---------- Passage given ----------
What I intended to say might be more accurately expressed by saying
that the default receive behavior is:

- If UDP CS != 0, perform the UDP checksum validation and discard the
  entire packet if the validation fails. In addition, if a surplus area
  is present, perform the OCS validation, and discard the surplus area
  if the validation fails.

- If UDP CS == 0, do not perform either of those checks. Accept or
  discard the UDP datagram and its surplus area depending on whether
  UDP CS == 0 is or is not allowed for the socket in question.

Implementations MAY, but need not, support the following configuration
options: (a) disable checking of OCS when UDP CS != 0 and (b) enable
checking of OCS when UDP CS == 0.

That is more liberal than David's suggestion, which does not allow (a),
and turns (b) from MAY into SHOULD NOT. I could live with either.

I do have an issue with the "expect to find" language because I
explicitly do not want to levy a requirement on an implementation
to have to look around in the trailer to see if an OCS option is
present before doing the surplus area checksum validation. Looping
through the option TLVs is best done AFTER the OCS is validated.

That may be less of a concern if OCS changes from an option to a 16-bit
word at a fixed offset and we gauge the presence/absence of OCS by whether
it is zero or non-zero. However, having OCS at a fixed offset relative to
the beginning of the surplus area interacts badly with LITE as currently
specified, as LITE is required to come first. And if that fixed offset is
relative to end of the surplus area, then in IPv6 we'd be relying on the
IP Payload Length, which owing to the lack of an IPv6 header checksum has
no error checking apart from that provided by the OCS.

> The UDP CS == 0 case is subtle, even if the receiver SHOULD ignore OCS
> as indicated above.  The reason is that OCS increases the likelihood of
> packet delivery, leading to Tom advocating that OCS MUST be used in this
> case.  As noted earlier, I’m ok with a “SHOULD use OCS” requirement here
> based on increased likelihood of packet delivery, but not a “MUST” even
> with a “receiver SHOULD ignore OCS” requirement.

I was aware from slides-103-maprg-a-tale-of-two-checksums-tom-jones-00 of
dramatic improvements in packet delivery with OCS (there called CCO), from
around 50% delivery rate to over 90% (this is based in the results for paths
to HTTP servers, where the tests look for an ICMP error message and so do not
depend upon getting an answer from the application layer). Those measurements
involved packets with a correct UDP checksum and options. I was not aware
that there was evidence that use of OCS/CCO increases the rate of packet
delivery when UDP CS == 0 is combined with options. Can you point to where
I might find that evidence? I am asking because it's counter-intuitive that
OCS/CCO over the options area would make a difference in that case. It is
constructed to make packet delivery possible through middleboxes that do
either UDP Length Checksum, UDP length Pseudoheader
or Full Payload Checksum, IP length Pseudoheader.
----------
Objective. Can you transcribe the UDP checksum message from "- If UDP CS != 0, perform" up to and including "UDP CS == 0."? None of the items are needed.
---------- Data records ----------
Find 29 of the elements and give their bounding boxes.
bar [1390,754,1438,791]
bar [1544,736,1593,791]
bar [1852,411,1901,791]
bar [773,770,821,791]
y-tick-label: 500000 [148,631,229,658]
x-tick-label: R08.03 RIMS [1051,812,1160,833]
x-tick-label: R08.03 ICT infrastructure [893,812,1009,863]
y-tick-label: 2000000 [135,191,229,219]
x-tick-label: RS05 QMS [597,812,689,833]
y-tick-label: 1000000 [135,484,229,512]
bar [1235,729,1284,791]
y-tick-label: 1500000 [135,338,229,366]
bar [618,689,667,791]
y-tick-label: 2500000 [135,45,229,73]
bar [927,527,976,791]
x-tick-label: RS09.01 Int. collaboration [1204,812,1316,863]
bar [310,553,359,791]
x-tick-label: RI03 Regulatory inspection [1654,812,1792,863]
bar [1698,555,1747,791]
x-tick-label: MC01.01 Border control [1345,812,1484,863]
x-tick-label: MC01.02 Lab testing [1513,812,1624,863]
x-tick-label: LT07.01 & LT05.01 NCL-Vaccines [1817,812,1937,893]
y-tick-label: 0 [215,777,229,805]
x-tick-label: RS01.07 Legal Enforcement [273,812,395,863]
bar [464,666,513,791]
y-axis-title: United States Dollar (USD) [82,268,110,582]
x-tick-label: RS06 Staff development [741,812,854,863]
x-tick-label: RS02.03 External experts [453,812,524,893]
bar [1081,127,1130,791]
----------
Written solution.
- If UDP CS != 0, perform the UDP checksum validation and discard the
  entire packet if the validation fails. In addition, if a surplus area
  is present, perform the OCS validation, and discard the surplus area
  if the validation fails.

- If UDP CS == 0, do not perform either of those checks. Accept or
  discard the UDP datagram and its surplus area depending on whether
  UDP CS == 0 is or is not allowed for the socket in question.

Implementations MAY, but need not, support the following configuration
options: (a) disable checking of OCS when UDP CS != 0 and (b) enable
checking of OCS when UDP CS == 0.